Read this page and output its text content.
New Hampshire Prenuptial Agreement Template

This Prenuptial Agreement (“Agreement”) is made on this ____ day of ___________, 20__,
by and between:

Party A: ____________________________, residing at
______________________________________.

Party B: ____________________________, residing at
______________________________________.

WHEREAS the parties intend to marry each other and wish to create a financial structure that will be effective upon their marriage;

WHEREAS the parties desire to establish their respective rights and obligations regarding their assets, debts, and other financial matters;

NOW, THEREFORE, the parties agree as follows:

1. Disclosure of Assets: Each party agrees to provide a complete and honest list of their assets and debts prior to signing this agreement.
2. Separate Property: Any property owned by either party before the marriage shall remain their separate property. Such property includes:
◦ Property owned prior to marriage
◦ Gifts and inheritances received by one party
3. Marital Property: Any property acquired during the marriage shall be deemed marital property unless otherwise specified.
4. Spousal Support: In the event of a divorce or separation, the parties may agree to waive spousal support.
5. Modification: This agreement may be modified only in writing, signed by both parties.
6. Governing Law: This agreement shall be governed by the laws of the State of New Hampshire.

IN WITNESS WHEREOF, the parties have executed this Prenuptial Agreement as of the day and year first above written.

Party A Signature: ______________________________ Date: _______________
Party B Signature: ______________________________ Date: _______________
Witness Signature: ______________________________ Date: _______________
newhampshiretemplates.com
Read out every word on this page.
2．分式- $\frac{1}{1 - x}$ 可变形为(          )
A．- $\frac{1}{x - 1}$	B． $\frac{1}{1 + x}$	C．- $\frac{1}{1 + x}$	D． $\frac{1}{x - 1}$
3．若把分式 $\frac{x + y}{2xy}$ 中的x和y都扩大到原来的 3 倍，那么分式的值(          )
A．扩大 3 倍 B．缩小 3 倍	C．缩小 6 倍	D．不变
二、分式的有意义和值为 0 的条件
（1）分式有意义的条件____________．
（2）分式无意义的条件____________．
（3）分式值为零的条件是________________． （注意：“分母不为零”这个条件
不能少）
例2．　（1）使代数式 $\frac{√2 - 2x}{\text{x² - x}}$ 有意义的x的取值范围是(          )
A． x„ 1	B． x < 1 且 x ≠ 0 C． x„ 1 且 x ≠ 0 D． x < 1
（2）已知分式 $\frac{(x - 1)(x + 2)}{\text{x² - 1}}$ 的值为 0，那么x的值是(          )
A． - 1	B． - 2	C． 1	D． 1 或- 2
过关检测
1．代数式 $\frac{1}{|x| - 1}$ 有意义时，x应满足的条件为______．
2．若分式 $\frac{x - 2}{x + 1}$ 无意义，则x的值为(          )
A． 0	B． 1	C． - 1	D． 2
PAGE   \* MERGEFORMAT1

Exercise prompt: Of the lines in this listing, report how many contain the string "owned", and give the number only.

Right answer: 2